• _Objective A_
Copy the rows verbatim, from the start of the rows through the line containing "pointing-hand-illustration: [7, 321, 125, 447]".

• _Excerpted text_

Michael Jackson’s video output is nothing short of legendary. The John Landis-directed (famed for An American Werewolf In London) 13-minute horror masterpiece “Thriller” was, upon release in 1983, the first video to cost $1 million to produce ($2.6 million in 2015). A benchmark both culturally and visually, it started Jackson’s videos on a trajectory of increased scope, controversy and, of course, budget.
Four years later, 1987 saw the release of the 18-minute West Side Story–referencing, Martin Scorsese-directed video for “Bad” – another huge, sprawling video laden with incredible ensemble choreography (and Wesley Snipes) at a cost of $4.5 million. Beyond this, Jackson returned to work with John Landis for 1991’s “Black or White” which at a 2015 cost of $6,925,971 is the fifth most expensive music video of all time, and just looking at the scale of the production it’s easy to see why – Macaulay Culkin rebels against his dad in a cartoonish extended intro, Michael glides seamlessly between huge sound stages filled with dancers and incredible set design, there are actual lions(!) and a sophisticated morph-effect outro featuring Tyra Banks – an outro which is recreated for brilliant comic effect in Das Racist’s video for their song “Michael Jackson,” by the way.
And then there’s the aforementioned “Scream,” which I’ll get into below.
Artist: Janet Jackson
Amount Spent: $18,767,566
Number of Videos: 6
So that “Scream” video, huh? It cost $7 million to make in 1995, which is about $10.8 million today. The video, directed by Mark Romanek (who is clearly a man who knows how to spend money), is an ultra-slick, high-contrast black-and-white montage of Michael and Janet Jackson having a very nice time in zero gravity. Apparently the concept was conceived as a reaction to the press attention the Jacksons were receiving – which actually makes it kind of sad. The huge, sparse sets populated only by the duo as they drift through the universe together avoiding any tabloid spin whatsoever. Depressing subtext aside, the video does play with the zero gravity elements in a variety of fun ways, and the set designs themselves while quite minimalist in aesthetic, are each huge undertakings (and there are 13 different sets in all). It’s testament to the art direction and Romanek, that much like his very expensive video for Madonna in the same year, this video still looks great 20 years on. Sadly the same can’t be said for all of the videos on this list.

• _Objective B_
Which people does the text about Michael Jackson's music videos identify as directors of a video? List each one.

• _Given information_
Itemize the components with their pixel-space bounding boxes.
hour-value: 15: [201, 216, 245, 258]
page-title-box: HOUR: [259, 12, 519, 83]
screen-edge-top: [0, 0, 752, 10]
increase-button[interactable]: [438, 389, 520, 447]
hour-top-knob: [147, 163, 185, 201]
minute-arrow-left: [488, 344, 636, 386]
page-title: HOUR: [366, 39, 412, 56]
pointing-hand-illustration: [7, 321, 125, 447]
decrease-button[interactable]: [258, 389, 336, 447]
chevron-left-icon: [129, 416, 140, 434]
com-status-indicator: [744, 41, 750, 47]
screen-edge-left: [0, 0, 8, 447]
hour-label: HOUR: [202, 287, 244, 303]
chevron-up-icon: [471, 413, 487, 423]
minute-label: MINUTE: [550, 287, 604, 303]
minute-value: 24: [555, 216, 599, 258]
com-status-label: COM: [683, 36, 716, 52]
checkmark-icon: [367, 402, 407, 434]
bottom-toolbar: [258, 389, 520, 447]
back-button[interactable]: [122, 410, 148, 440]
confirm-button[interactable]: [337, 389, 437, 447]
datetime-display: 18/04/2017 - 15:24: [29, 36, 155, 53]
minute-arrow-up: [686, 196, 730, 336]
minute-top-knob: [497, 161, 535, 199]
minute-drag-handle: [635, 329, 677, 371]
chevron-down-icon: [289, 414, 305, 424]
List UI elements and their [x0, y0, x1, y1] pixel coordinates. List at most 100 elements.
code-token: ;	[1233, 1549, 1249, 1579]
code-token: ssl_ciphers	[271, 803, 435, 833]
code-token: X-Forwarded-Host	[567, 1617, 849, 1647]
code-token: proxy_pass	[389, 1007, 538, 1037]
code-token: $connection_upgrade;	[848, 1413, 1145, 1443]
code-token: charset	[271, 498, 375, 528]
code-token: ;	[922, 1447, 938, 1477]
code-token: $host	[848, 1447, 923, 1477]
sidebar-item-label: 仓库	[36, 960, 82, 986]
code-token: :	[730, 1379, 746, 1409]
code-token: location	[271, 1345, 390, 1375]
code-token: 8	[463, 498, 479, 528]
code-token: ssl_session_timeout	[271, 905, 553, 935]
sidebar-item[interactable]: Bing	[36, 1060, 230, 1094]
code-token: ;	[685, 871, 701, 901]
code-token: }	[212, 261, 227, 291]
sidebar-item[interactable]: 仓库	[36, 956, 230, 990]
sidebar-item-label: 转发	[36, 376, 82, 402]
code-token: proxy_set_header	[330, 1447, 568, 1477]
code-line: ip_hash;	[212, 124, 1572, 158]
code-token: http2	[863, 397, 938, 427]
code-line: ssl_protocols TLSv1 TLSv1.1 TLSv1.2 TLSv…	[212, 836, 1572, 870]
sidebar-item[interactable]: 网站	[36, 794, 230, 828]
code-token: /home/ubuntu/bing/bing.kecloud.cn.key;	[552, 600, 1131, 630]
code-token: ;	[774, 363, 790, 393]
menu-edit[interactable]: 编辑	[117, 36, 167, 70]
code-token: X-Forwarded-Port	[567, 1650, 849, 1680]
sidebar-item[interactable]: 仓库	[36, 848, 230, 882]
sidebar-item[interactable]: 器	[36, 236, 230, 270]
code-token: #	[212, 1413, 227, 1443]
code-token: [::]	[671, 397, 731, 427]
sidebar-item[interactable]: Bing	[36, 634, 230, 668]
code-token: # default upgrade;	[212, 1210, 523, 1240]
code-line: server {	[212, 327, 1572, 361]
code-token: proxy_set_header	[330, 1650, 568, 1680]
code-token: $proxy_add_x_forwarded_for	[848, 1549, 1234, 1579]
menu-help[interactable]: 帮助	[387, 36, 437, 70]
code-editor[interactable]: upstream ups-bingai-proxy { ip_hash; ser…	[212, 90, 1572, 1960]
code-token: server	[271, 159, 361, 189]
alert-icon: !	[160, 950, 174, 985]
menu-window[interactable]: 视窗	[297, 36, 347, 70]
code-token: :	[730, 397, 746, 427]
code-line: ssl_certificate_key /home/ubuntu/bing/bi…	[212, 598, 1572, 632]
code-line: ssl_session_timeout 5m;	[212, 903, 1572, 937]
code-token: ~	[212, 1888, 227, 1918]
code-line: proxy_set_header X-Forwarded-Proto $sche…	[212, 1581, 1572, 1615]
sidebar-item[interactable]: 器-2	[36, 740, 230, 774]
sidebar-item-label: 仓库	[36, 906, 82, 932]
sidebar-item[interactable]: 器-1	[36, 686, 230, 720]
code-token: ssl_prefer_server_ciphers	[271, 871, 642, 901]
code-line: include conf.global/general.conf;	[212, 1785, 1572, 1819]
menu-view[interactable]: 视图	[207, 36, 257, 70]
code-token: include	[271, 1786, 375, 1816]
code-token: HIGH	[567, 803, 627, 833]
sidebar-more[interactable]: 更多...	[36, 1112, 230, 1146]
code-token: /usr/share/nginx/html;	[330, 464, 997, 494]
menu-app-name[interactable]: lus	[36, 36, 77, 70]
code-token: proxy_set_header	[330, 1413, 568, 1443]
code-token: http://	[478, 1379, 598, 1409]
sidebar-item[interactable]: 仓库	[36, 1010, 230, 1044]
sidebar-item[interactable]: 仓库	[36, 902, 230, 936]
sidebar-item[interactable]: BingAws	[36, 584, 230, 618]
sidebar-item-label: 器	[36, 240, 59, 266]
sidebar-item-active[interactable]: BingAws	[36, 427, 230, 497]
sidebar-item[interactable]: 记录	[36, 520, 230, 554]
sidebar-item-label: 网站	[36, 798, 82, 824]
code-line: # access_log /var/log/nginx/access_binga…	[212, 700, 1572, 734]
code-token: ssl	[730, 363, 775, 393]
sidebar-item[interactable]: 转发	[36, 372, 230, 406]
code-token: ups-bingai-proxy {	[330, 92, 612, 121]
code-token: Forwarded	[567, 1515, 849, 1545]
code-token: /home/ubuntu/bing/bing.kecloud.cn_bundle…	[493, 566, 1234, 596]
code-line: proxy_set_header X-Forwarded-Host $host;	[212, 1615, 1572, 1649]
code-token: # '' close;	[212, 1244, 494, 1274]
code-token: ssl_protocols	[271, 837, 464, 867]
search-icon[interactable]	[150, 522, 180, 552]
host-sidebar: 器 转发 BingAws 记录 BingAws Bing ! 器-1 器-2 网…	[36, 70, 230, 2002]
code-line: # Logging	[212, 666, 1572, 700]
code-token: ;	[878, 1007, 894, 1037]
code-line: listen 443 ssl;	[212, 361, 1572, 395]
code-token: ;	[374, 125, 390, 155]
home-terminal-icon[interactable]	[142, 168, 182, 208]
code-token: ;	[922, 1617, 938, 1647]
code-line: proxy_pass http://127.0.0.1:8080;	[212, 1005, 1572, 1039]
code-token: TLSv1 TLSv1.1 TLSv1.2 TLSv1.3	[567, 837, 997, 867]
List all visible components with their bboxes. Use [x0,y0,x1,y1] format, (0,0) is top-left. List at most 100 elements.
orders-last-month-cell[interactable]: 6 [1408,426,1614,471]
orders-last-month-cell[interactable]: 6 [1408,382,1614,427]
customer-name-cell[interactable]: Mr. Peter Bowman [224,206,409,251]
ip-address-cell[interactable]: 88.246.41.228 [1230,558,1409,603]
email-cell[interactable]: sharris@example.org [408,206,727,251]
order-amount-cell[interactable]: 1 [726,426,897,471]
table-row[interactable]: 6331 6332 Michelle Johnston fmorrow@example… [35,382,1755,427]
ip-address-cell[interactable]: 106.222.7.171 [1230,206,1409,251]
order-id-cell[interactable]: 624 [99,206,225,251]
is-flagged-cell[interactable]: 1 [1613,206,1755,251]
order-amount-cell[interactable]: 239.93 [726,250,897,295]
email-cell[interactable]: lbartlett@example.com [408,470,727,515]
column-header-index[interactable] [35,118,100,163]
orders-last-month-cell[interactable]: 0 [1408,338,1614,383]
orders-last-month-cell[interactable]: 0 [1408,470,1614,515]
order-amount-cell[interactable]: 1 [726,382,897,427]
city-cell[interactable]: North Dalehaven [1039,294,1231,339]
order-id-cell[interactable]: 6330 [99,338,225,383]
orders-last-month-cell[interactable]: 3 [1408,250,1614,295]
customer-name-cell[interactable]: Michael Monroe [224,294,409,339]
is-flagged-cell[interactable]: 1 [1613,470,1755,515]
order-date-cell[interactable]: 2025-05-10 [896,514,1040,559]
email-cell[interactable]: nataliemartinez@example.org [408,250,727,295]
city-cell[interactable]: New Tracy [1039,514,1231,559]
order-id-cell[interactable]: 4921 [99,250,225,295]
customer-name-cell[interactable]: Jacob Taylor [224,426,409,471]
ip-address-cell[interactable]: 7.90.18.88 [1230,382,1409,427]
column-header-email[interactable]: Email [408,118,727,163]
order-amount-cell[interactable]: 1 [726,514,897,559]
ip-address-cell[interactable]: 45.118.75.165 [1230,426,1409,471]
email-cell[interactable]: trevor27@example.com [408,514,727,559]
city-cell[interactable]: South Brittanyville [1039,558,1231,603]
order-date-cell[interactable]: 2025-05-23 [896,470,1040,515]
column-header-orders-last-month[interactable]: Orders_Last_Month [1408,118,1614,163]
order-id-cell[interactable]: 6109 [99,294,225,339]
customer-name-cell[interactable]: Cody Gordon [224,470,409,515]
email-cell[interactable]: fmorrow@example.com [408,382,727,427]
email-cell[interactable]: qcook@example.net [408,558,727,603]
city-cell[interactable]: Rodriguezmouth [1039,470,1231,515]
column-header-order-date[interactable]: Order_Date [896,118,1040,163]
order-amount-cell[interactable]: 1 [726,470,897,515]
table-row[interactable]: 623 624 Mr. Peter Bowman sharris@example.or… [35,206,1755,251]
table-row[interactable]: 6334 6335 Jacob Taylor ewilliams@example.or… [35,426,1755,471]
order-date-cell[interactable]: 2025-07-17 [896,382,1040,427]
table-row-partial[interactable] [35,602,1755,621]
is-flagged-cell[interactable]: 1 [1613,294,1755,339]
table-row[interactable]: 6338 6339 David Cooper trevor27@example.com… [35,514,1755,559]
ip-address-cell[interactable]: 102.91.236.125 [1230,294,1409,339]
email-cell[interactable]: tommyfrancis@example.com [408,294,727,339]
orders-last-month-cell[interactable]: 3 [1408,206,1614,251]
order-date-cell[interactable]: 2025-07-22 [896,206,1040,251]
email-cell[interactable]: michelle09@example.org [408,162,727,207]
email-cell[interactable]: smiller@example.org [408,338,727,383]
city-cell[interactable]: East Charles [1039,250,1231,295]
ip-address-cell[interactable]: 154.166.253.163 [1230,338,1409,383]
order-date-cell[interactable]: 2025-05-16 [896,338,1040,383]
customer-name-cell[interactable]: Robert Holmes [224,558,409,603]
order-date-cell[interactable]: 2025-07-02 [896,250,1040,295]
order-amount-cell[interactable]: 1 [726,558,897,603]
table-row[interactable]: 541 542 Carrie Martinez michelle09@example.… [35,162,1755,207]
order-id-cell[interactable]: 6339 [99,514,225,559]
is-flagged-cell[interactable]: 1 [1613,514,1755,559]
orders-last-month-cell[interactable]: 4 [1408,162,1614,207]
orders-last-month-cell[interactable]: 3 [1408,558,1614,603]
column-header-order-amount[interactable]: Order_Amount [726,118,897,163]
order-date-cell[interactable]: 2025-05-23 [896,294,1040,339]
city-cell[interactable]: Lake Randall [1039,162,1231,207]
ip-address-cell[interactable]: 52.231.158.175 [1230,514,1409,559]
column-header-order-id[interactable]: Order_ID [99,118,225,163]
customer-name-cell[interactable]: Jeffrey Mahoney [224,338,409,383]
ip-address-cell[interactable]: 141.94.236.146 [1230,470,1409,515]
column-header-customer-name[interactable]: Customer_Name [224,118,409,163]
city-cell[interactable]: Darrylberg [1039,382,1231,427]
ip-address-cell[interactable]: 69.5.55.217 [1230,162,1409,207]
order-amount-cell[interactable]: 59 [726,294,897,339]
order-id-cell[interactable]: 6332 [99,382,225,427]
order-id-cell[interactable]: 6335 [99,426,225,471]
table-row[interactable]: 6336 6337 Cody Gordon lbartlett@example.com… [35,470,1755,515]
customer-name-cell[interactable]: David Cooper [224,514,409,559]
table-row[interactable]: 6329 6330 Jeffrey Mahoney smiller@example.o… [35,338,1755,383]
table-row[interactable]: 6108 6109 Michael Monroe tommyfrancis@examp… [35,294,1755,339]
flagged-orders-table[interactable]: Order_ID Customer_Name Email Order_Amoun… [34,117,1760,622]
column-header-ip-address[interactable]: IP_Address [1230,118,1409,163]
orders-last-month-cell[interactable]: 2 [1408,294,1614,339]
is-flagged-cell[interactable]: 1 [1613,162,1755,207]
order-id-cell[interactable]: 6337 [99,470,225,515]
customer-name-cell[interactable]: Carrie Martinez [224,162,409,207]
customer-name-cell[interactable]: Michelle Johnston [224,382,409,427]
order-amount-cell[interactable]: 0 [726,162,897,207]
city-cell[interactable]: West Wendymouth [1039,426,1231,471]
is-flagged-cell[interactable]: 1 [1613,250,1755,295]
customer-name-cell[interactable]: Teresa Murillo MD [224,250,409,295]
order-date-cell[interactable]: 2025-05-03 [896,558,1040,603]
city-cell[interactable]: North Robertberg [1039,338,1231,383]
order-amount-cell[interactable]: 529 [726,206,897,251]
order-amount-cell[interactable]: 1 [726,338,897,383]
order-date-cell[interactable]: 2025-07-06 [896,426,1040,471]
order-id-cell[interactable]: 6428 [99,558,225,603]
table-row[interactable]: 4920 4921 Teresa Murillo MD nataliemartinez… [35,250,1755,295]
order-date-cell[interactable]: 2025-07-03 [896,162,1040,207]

• _Response A_
Itemize the components with their pixel-space bounding boxes.
hour-value: 15: [201, 216, 245, 258]
page-title-box: HOUR: [259, 12, 519, 83]
screen-edge-top: [0, 0, 752, 10]
increase-button[interactable]: [438, 389, 520, 447]
hour-top-knob: [147, 163, 185, 201]
minute-arrow-left: [488, 344, 636, 386]
page-title: HOUR: [366, 39, 412, 56]
pointing-hand-illustration: [7, 321, 125, 447]

• _Response B_
John Landis
Martin Scorsese
Mark Romanek